Give back all the data exactly, line by line.

● Exercise materials:
########################################

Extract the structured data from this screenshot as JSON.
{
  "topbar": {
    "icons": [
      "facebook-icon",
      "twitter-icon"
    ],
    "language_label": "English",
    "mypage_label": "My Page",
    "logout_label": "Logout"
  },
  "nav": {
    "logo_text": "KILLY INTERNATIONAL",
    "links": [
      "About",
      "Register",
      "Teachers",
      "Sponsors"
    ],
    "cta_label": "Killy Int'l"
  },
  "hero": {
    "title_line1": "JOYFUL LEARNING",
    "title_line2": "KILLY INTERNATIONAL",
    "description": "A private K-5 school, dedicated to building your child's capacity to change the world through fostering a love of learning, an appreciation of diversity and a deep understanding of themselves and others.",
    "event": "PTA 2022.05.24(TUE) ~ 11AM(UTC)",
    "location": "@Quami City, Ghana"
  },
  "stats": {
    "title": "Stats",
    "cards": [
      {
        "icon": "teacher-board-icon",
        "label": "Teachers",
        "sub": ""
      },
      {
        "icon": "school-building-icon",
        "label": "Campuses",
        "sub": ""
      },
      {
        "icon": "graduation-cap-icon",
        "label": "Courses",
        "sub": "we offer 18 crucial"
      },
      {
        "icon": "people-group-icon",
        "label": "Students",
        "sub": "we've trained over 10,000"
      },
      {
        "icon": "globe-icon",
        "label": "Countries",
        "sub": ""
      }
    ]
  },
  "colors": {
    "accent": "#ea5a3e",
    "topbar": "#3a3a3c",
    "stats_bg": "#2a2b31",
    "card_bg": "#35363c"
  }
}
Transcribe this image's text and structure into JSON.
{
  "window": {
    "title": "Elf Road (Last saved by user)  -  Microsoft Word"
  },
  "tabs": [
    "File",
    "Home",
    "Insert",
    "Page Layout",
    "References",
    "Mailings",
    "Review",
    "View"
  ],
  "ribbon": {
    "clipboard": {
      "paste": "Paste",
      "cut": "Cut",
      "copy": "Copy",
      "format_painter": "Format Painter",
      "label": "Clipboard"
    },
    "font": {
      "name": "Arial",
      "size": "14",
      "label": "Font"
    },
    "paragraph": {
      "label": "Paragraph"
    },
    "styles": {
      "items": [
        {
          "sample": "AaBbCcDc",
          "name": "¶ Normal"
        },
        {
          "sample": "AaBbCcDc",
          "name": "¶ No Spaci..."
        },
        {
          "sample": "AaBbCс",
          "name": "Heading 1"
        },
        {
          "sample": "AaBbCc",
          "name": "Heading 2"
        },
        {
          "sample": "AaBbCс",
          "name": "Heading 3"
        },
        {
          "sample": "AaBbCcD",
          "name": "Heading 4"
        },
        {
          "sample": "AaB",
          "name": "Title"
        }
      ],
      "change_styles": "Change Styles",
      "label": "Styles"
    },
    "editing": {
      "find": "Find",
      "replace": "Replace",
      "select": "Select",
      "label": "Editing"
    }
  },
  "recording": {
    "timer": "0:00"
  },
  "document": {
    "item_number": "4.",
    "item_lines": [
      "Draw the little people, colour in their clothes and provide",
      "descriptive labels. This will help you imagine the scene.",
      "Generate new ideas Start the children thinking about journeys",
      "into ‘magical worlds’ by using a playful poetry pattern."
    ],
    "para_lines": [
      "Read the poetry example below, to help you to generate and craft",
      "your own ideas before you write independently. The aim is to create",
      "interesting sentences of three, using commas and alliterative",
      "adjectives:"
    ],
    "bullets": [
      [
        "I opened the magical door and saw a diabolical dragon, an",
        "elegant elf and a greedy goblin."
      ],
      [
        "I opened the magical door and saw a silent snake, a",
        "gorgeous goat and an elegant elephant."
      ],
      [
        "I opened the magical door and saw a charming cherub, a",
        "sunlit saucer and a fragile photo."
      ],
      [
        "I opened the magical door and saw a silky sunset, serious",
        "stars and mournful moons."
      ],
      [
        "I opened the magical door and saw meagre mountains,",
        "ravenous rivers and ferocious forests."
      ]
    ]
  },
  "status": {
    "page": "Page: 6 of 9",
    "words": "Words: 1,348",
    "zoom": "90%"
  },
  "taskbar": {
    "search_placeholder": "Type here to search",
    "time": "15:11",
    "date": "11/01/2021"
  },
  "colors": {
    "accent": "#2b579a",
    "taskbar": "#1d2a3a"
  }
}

########################################

● Solution for this problem:
Extract the structured data from this screenshot as JSON.
{
  "topbar": {
    "icons": [
      "facebook-icon",
      "twitter-icon"
    ],
    "language_label": "English",
    "mypage_label": "My Page",
    "logout_label": "Logout"
  },
  "nav": {
    "logo_text": "KILLY INTERNATIONAL",
    "links": [
      "About",
      "Register",
      "Teachers",
      "Sponsors"
    ],
    "cta_label": "Killy Int'l"
  },
  "hero": {
    "title_line1": "JOYFUL LEARNING",
    "title_line2": "KILLY INTERNATIONAL",
    "description": "A private K-5 school, dedicated to building your child's capacity to change the world through fostering a love of learning, an appreciation of diversity and a deep understanding of themselves and others.",
    "event": "PTA 2022.05.24(TUE) ~ 11AM(UTC)",
    "location": "@Quami City, Ghana"
  },
  "stats": {
    "title": "Stats",
    "cards": [
      {
        "icon": "teacher-board-icon",
        "label": "Teachers",
        "sub": ""
      },
      {
        "icon": "school-building-icon",
        "label": "Campuses",
        "sub": ""
      },
      {
        "icon": "graduation-cap-icon",
        "label": "Courses",
        "sub": "we offer 18 crucial"
      },
      {
        "icon": "people-group-icon",
        "label": "Students",
        "sub": "we've trained over 10,000"
      },
      {
        "icon": "globe-icon",
        "label": "Countries",
        "sub": ""
      }
    ]
  },
  "colors": {
    "accent": "#ea5a3e",
    "topbar": "#3a3a3c",
    "stats_bg": "#2a2b31",
    "card_bg": "#35363c"
  }
}
Transcribe this image's text and structure into JSON.
{
  "window": {
    "title": "Elf Road (Last saved by user)  -  Microsoft Word"
  },
  "tabs": [
    "File",
    "Home",
    "Insert",
    "Page Layout",
    "References",
    "Mailings",
    "Review",
    "View"
  ],
  "ribbon": {
    "clipboard": {
      "paste": "Paste",
      "cut": "Cut",
      "copy": "Copy",
      "format_painter": "Format Painter",
      "label": "Clipboard"
    },
    "font": {
      "name": "Arial",
      "size": "14",
      "label": "Font"
    },
    "paragraph": {
      "label": "Paragraph"
    },
    "styles": {
      "items": [
        {
          "sample": "AaBbCcDc",
          "name": "¶ Normal"
        },
        {
          "sample": "AaBbCcDc",
          "name": "¶ No Spaci..."
        },
        {
          "sample": "AaBbCс",
          "name": "Heading 1"
        },
        {
          "sample": "AaBbCc",
          "name": "Heading 2"
        },
        {
          "sample": "AaBbCс",
          "name": "Heading 3"
        },
        {
          "sample": "AaBbCcD",
          "name": "Heading 4"
        },
        {
          "sample": "AaB",
          "name": "Title"
        }
      ],
      "change_styles": "Change Styles",
      "label": "Styles"
    },
    "editing": {
      "find": "Find",
      "replace": "Replace",
      "select": "Select",
      "label": "Editing"
    }
  },
  "recording": {
    "timer": "0:00"
  },
  "document": {
    "item_number": "4.",
    "item_lines": [
      "Draw the little people, colour in their clothes and provide",
      "descriptive labels. This will help you imagine the scene.",
      "Generate new ideas Start the children thinking about journeys",
      "into ‘magical worlds’ by using a playful poetry pattern."
    ],
    "para_lines": [
      "Read the poetry example below, to help you to generate and craft",
      "your own ideas before you write independently. The aim is to create",
      "interesting sentences of three, using commas and alliterative",
      "adjectives:"
    ],
    "bullets": [
      [
        "I opened the magical door and saw a diabolical dragon, an",
        "elegant elf and a greedy goblin."
      ],
      [
        "I opened the magical door and saw a silent snake, a",
        "gorgeous goat and an elegant elephant."
      ],
      [
        "I opened the magical door and saw a charming cherub, a",
        "sunlit saucer and a fragile photo."
      ],
      [
        "I opened the magical door and saw a silky sunset, serious",
        "stars and mournful moons."
      ],
      [
        "I opened the magical door and saw meagre mountains,",
        "ravenous rivers and ferocious forests."
      ]
    ]
  },
  "status": {
    "page": "Page: 6 of 9",
    "words": "Words: 1,348",
    "zoom": "90%"
  },
  "taskbar": {
    "search_placeholder": "Type here to search",
    "time": "15:11",
    "date": "11/01/2021"
  },
  "colors": {
    "accent": "#2b579a",
    "taskbar": "#1d2a3a"
  }
}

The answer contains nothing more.